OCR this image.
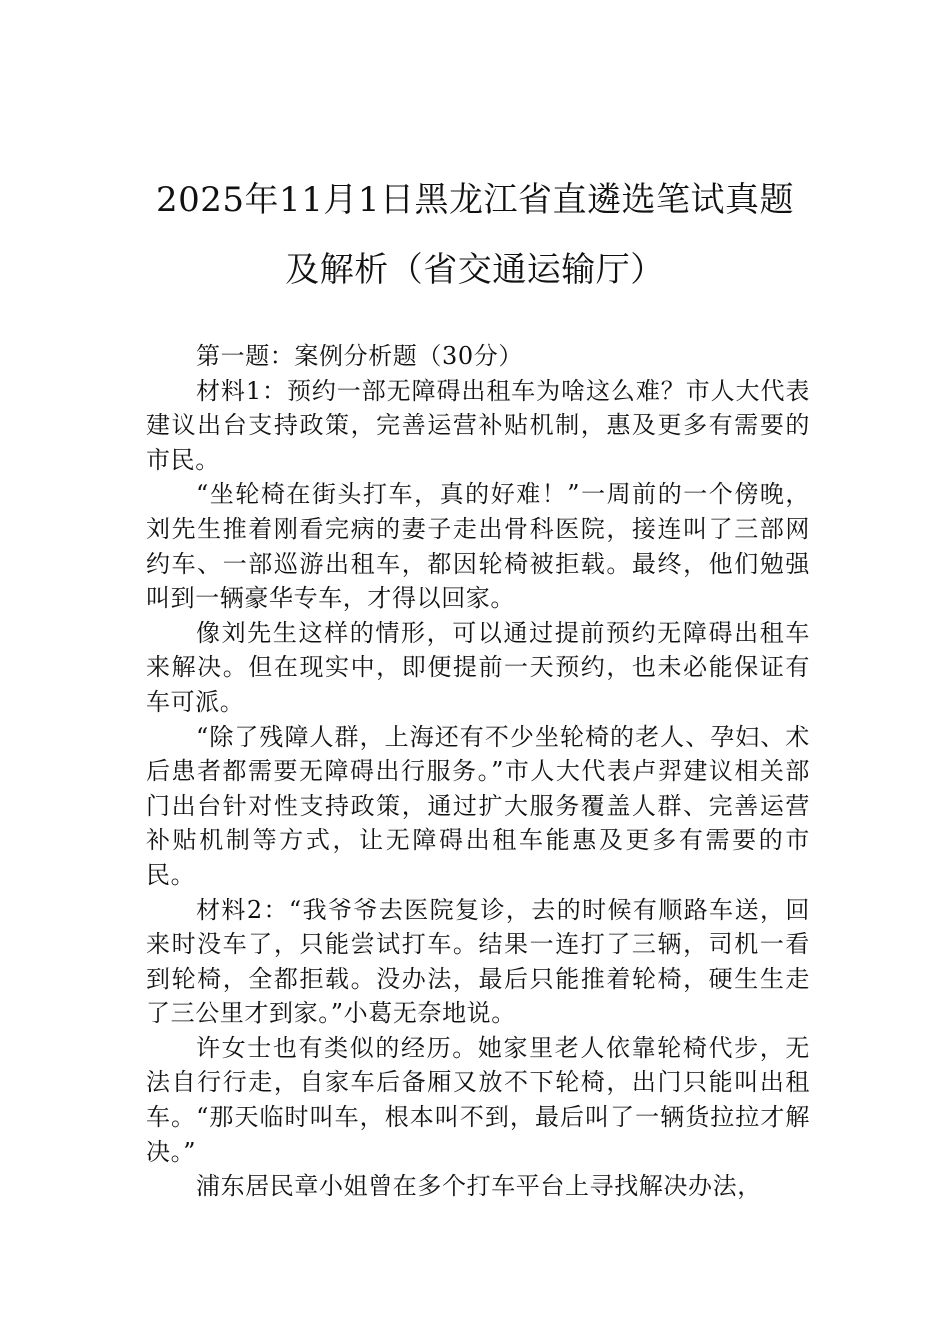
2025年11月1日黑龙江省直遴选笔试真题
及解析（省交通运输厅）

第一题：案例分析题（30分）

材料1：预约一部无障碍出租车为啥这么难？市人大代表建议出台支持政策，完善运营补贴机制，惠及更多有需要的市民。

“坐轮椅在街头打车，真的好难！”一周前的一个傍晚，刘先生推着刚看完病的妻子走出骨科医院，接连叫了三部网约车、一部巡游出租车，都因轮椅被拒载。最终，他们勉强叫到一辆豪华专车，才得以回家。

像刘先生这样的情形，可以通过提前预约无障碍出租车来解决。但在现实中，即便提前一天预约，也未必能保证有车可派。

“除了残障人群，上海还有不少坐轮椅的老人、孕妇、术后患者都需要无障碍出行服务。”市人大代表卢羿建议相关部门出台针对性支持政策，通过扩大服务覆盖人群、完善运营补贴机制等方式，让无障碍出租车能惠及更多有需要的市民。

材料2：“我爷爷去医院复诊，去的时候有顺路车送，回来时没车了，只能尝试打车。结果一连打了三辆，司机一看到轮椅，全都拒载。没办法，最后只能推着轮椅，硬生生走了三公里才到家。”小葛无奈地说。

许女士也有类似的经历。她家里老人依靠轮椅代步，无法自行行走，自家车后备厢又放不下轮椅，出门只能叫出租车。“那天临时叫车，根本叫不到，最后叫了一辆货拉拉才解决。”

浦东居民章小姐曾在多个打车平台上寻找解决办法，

• _EXERCISE AIM_
The data should be printed again unchanged; leave its pictures out.

• _EXERCISE SOLUTION_
OCR this image.
2025年11月1日黑龙江省直遴选笔试真题
及解析（省交通运输厅）

第一题：案例分析题（30分）

材料1：预约一部无障碍出租车为啥这么难？市人大代表建议出台支持政策，完善运营补贴机制，惠及更多有需要的市民。

“坐轮椅在街头打车，真的好难！”一周前的一个傍晚，刘先生推着刚看完病的妻子走出骨科医院，接连叫了三部网约车、一部巡游出租车，都因轮椅被拒载。最终，他们勉强叫到一辆豪华专车，才得以回家。

像刘先生这样的情形，可以通过提前预约无障碍出租车来解决。但在现实中，即便提前一天预约，也未必能保证有车可派。

“除了残障人群，上海还有不少坐轮椅的老人、孕妇、术后患者都需要无障碍出行服务。”市人大代表卢羿建议相关部门出台针对性支持政策，通过扩大服务覆盖人群、完善运营补贴机制等方式，让无障碍出租车能惠及更多有需要的市民。

材料2：“我爷爷去医院复诊，去的时候有顺路车送，回来时没车了，只能尝试打车。结果一连打了三辆，司机一看到轮椅，全都拒载。没办法，最后只能推着轮椅，硬生生走了三公里才到家。”小葛无奈地说。

许女士也有类似的经历。她家里老人依靠轮椅代步，无法自行行走，自家车后备厢又放不下轮椅，出门只能叫出租车。“那天临时叫车，根本叫不到，最后叫了一辆货拉拉才解决。”

浦东居民章小姐曾在多个打车平台上寻找解决办法，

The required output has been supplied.